## Instructions for the task
Only the number is wanted: how many lines hold the word "inner"?

## Given records
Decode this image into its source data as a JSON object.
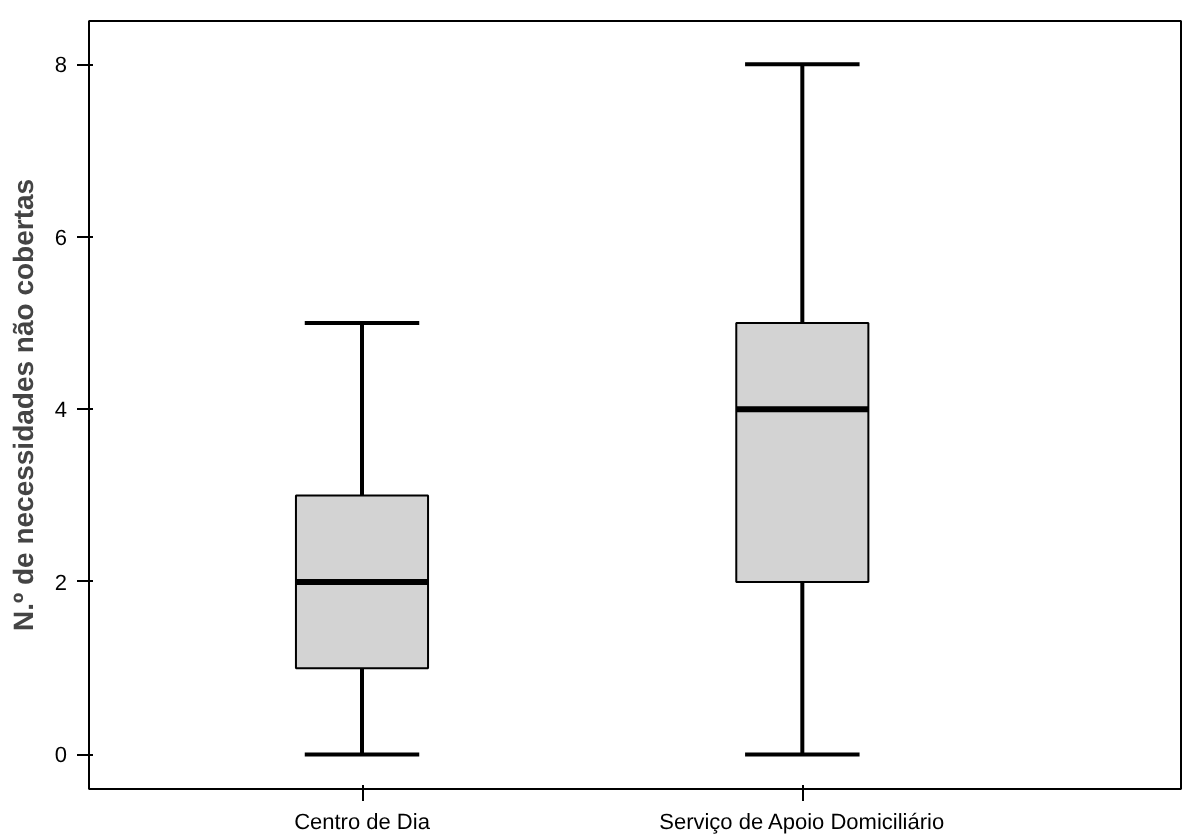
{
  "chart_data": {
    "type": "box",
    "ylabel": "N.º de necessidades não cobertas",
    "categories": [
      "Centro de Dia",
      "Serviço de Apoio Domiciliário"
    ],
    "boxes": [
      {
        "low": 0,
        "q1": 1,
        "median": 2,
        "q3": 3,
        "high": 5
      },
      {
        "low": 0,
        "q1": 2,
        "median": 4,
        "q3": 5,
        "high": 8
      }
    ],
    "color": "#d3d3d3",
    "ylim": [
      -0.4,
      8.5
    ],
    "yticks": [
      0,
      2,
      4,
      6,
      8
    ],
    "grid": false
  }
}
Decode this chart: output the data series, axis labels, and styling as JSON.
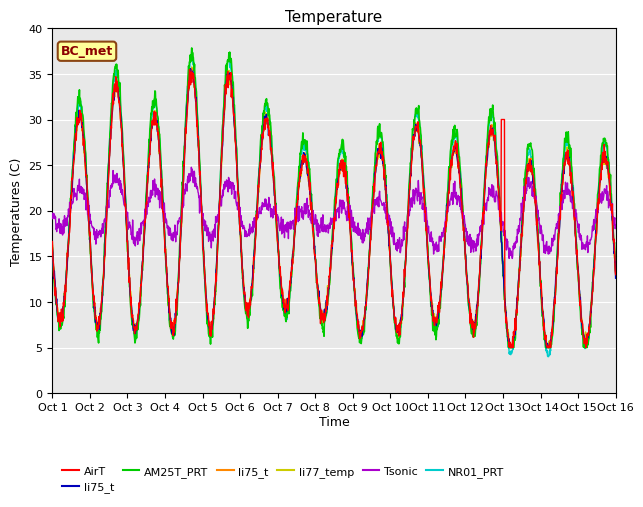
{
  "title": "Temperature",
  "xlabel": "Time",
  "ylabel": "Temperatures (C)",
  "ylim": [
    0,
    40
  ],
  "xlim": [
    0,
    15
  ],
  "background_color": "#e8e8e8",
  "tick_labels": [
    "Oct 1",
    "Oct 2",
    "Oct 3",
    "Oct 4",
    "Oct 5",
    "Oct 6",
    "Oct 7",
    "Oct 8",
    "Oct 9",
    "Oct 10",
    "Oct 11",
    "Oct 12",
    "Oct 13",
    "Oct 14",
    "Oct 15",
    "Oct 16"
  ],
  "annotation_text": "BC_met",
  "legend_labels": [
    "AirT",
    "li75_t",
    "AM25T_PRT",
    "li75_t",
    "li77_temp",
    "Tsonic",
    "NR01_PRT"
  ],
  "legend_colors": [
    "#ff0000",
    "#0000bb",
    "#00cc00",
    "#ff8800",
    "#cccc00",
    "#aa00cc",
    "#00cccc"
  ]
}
--
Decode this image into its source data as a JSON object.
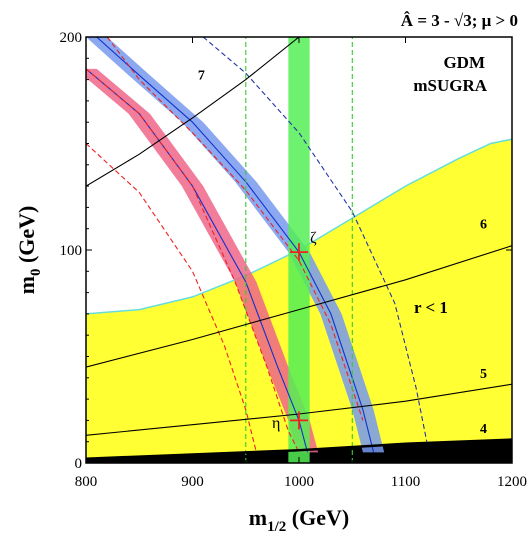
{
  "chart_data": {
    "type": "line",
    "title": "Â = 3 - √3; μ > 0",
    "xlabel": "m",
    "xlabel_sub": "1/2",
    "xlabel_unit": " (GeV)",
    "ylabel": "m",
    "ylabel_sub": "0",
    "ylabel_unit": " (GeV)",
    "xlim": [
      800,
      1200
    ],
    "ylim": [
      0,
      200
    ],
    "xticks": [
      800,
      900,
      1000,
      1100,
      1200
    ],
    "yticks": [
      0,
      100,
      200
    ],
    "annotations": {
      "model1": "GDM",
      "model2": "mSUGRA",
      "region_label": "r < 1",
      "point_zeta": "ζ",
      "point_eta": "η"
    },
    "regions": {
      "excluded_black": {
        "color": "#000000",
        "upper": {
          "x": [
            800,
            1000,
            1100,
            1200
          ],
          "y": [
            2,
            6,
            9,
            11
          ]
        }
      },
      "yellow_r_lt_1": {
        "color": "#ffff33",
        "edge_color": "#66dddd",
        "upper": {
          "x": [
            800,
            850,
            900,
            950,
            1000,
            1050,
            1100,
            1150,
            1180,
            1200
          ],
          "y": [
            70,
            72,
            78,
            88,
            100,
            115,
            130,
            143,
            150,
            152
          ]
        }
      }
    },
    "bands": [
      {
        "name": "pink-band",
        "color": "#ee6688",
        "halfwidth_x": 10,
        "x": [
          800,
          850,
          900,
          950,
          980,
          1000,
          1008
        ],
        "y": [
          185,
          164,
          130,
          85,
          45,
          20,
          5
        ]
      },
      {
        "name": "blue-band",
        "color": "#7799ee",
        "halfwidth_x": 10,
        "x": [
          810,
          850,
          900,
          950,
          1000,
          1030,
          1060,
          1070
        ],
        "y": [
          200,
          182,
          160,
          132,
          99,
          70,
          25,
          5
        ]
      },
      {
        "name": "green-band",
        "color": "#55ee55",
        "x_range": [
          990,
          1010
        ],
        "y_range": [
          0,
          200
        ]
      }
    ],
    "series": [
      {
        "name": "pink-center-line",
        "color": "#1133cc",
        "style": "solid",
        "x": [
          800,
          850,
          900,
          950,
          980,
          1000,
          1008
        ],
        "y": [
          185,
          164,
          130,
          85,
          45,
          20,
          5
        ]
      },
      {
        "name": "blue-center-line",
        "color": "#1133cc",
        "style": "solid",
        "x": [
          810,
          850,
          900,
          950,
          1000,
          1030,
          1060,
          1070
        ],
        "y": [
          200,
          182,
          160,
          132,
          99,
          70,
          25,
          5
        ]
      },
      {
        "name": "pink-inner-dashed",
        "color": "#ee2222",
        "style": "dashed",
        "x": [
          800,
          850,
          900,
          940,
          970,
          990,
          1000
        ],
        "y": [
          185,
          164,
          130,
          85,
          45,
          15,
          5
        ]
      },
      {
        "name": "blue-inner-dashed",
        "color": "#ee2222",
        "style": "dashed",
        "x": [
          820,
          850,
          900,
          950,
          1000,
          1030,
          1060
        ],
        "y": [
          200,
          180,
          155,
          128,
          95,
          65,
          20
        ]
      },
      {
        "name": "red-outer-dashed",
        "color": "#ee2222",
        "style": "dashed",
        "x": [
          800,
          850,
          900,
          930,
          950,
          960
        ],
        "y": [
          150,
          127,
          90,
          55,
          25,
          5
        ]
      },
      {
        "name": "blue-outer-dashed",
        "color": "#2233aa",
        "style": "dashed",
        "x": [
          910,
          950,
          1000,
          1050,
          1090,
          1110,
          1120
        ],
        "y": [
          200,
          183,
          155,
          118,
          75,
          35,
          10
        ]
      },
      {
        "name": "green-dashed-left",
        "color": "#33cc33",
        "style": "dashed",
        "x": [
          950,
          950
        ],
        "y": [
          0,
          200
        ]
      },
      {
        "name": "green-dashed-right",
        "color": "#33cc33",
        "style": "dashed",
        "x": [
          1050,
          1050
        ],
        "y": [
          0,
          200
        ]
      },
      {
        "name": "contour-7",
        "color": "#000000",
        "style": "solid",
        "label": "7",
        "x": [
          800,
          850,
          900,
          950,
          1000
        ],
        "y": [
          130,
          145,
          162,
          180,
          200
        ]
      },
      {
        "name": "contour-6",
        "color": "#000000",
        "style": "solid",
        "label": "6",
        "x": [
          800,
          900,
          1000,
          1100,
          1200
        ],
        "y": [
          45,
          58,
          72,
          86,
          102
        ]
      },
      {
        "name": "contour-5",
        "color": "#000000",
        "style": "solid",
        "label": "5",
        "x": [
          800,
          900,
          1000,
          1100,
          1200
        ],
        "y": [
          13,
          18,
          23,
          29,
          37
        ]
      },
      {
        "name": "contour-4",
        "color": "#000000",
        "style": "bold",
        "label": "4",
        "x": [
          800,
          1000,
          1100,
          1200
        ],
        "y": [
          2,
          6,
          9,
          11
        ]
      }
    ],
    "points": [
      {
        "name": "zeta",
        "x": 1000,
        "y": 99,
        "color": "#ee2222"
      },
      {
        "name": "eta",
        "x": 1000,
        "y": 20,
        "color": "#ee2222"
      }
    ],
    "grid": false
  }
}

## Result below
2